• TASK GOAL: The records that follow should be retyped word for word.

• SUPPLIED DATA:
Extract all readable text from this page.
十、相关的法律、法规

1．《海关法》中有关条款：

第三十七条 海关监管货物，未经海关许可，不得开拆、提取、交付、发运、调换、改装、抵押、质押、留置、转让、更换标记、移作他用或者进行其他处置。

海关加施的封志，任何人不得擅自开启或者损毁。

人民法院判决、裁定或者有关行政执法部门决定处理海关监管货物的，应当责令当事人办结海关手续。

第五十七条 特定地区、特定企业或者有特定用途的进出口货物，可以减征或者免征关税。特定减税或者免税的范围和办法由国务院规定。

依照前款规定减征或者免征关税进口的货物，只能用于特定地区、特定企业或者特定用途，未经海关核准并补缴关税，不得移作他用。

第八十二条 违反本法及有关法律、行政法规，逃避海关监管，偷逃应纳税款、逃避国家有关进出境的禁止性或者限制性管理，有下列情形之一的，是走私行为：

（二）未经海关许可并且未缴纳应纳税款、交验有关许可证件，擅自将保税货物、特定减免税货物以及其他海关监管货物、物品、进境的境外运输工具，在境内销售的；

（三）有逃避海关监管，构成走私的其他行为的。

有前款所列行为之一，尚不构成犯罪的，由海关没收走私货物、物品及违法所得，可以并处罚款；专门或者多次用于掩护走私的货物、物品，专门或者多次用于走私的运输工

• FINISHED EXERCISE:
Extract all readable text from this page.
十、相关的法律、法规

1．《海关法》中有关条款：

第三十七条 海关监管货物，未经海关许可，不得开拆、提取、交付、发运、调换、改装、抵押、质押、留置、转让、更换标记、移作他用或者进行其他处置。

海关加施的封志，任何人不得擅自开启或者损毁。

人民法院判决、裁定或者有关行政执法部门决定处理海关监管货物的，应当责令当事人办结海关手续。

第五十七条 特定地区、特定企业或者有特定用途的进出口货物，可以减征或者免征关税。特定减税或者免税的范围和办法由国务院规定。

依照前款规定减征或者免征关税进口的货物，只能用于特定地区、特定企业或者特定用途，未经海关核准并补缴关税，不得移作他用。

第八十二条 违反本法及有关法律、行政法规，逃避海关监管，偷逃应纳税款、逃避国家有关进出境的禁止性或者限制性管理，有下列情形之一的，是走私行为：

（二）未经海关许可并且未缴纳应纳税款、交验有关许可证件，擅自将保税货物、特定减免税货物以及其他海关监管货物、物品、进境的境外运输工具，在境内销售的；

（三）有逃避海关监管，构成走私的其他行为的。

有前款所列行为之一，尚不构成犯罪的，由海关没收走私货物、物品及违法所得，可以并处罚款；专门或者多次用于掩护走私的货物、物品，专门或者多次用于走私的运输工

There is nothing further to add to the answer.